EXERCISE: In the listing below, pick out lines with "dụng".

Data entries:
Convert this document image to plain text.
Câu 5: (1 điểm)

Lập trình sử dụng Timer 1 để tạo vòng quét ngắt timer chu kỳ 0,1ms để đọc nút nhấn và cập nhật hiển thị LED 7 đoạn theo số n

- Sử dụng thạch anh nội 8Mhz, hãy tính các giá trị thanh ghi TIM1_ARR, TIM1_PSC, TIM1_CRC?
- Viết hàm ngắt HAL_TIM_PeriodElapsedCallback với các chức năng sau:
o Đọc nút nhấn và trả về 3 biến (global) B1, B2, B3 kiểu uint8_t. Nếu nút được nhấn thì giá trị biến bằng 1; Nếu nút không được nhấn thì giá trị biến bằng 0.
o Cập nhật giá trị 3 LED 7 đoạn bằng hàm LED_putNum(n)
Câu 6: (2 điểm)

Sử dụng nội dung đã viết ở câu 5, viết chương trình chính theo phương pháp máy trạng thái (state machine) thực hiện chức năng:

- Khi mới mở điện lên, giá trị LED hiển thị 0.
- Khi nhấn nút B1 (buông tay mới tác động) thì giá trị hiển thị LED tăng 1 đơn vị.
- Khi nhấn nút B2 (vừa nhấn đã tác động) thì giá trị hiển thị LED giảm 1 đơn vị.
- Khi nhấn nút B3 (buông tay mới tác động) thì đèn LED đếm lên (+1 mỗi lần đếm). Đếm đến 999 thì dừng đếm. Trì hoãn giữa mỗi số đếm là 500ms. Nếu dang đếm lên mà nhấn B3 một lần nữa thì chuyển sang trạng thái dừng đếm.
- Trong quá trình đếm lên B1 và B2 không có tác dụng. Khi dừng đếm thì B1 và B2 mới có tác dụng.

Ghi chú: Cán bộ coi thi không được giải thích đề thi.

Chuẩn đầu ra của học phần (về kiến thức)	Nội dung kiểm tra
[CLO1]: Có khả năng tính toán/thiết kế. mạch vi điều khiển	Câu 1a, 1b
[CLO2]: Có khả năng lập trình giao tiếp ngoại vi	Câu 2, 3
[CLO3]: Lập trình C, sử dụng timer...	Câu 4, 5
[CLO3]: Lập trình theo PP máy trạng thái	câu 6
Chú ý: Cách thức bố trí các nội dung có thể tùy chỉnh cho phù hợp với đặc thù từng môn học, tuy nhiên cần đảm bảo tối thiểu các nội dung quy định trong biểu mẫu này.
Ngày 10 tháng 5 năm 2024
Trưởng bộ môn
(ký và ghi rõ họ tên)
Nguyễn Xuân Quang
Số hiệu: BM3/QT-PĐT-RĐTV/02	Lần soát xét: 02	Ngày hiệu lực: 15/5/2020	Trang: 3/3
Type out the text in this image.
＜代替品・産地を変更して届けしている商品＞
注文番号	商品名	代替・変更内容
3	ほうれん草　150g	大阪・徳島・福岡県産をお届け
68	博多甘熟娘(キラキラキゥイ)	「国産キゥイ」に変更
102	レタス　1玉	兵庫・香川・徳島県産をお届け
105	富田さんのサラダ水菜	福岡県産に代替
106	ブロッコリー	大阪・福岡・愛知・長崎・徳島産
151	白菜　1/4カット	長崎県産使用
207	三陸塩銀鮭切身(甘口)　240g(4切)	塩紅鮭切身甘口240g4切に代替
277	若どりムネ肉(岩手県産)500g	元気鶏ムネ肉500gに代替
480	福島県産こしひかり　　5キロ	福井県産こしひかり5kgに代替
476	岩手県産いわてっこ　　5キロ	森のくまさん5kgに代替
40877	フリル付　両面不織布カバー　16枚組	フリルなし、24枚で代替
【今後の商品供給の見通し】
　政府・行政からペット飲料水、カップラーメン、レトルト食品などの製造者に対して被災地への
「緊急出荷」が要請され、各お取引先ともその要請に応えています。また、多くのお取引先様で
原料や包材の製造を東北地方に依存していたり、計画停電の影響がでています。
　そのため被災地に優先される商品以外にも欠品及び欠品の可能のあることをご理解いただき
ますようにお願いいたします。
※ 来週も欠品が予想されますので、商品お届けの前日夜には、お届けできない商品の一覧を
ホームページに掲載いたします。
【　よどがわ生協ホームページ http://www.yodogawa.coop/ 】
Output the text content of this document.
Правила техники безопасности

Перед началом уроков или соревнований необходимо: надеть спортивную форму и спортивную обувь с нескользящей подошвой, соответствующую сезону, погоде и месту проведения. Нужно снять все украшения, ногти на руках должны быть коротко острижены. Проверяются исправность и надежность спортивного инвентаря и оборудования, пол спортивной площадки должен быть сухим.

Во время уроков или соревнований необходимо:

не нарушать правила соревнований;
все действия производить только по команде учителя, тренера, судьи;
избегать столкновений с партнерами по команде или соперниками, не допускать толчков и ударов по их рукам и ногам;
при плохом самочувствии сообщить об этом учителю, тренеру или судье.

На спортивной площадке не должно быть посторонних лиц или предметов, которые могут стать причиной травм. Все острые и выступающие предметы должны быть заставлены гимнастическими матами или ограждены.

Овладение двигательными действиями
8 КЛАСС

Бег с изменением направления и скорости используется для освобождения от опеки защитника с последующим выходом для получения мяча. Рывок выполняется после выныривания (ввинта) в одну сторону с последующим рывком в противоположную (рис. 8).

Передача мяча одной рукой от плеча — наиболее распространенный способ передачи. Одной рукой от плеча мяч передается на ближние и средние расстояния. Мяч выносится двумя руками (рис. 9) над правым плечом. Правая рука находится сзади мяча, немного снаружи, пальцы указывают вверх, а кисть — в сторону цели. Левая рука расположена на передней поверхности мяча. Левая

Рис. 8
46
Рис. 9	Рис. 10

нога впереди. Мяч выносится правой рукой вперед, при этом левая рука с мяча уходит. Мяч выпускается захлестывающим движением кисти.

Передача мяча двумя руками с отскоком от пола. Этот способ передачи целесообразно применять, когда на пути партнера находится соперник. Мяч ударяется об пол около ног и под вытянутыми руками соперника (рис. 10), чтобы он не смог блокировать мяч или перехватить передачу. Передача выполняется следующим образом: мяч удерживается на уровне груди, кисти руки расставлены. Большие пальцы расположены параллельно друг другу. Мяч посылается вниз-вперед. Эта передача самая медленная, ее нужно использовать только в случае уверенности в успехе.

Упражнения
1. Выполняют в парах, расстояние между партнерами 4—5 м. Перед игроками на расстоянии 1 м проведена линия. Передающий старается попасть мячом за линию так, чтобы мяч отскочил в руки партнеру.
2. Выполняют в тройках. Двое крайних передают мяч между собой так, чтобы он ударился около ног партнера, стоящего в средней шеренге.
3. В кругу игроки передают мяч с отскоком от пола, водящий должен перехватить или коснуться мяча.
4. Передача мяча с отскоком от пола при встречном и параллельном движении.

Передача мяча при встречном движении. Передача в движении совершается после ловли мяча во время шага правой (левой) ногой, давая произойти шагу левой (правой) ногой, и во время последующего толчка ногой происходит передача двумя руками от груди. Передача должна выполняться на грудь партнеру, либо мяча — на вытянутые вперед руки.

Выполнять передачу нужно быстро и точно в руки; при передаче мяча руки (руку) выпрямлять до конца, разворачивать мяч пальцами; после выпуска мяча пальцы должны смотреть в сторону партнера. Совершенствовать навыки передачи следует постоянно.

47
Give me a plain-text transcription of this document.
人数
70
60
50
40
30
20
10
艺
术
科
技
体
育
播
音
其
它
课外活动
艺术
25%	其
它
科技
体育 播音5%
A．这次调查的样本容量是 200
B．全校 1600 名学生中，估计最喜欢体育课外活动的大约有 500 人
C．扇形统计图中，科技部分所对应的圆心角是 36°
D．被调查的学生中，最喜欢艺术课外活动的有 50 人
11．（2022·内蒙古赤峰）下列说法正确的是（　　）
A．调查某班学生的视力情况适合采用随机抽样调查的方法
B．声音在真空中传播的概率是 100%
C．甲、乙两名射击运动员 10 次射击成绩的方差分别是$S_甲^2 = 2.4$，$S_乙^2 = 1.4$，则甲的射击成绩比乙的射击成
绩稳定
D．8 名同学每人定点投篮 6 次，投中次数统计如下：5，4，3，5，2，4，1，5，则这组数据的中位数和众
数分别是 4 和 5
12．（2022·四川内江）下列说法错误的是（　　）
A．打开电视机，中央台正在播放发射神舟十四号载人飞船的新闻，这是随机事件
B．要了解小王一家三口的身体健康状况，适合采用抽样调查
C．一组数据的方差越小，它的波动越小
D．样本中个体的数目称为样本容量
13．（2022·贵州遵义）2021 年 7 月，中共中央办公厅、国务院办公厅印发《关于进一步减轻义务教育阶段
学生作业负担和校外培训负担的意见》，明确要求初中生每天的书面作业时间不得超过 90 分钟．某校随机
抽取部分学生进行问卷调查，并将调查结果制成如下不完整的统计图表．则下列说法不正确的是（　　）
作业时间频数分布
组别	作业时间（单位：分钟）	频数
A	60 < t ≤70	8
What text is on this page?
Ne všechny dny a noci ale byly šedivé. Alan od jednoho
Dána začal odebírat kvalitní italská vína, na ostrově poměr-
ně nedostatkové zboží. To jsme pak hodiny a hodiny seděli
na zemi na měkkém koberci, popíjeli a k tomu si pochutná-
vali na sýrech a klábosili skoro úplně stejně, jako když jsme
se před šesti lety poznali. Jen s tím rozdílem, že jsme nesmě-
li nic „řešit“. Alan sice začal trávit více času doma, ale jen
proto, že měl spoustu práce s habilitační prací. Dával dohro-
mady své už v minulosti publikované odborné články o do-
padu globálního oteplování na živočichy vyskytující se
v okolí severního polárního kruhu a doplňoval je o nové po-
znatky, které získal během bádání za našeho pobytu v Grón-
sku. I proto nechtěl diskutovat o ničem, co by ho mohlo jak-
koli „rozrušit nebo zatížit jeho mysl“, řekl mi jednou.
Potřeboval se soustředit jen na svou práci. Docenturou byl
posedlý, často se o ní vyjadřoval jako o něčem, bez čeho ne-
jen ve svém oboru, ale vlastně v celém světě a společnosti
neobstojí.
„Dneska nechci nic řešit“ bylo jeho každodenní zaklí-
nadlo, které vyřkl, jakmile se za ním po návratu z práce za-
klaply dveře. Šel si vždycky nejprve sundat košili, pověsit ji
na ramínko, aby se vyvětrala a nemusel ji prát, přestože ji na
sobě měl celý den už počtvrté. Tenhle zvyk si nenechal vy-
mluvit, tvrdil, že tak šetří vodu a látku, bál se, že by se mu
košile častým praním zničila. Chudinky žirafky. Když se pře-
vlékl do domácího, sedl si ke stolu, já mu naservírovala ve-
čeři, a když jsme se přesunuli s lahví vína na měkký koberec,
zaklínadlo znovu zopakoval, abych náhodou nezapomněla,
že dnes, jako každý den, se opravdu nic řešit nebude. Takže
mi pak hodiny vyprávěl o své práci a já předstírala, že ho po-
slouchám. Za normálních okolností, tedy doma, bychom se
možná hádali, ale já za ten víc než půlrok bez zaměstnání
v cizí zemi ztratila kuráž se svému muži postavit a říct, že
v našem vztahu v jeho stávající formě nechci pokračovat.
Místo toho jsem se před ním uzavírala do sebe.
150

WORKED SOLUTION:
Lập trình sử dụng Timer 1 để tạo vòng quét ngắt timer chu kỳ 0,1ms để đọc nút nhấn và cập nhật hiển thị LED 7 đoạn theo số n
- Sử dụng thạch anh nội 8Mhz, hãy tính các giá trị thanh ghi TIM1_ARR, TIM1_PSC, TIM1_CRC?
Sử dụng nội dung đã viết ở câu 5, viết chương trình chính theo phương pháp máy trạng thái (state machine) thực hiện chức năng:
- Trong quá trình đếm lên B1 và B2 không có tác dụng. Khi dừng đếm thì B1 và B2 mới có tác dụng.
[CLO3]: Lập trình C, sử dụng timer...	Câu 4, 5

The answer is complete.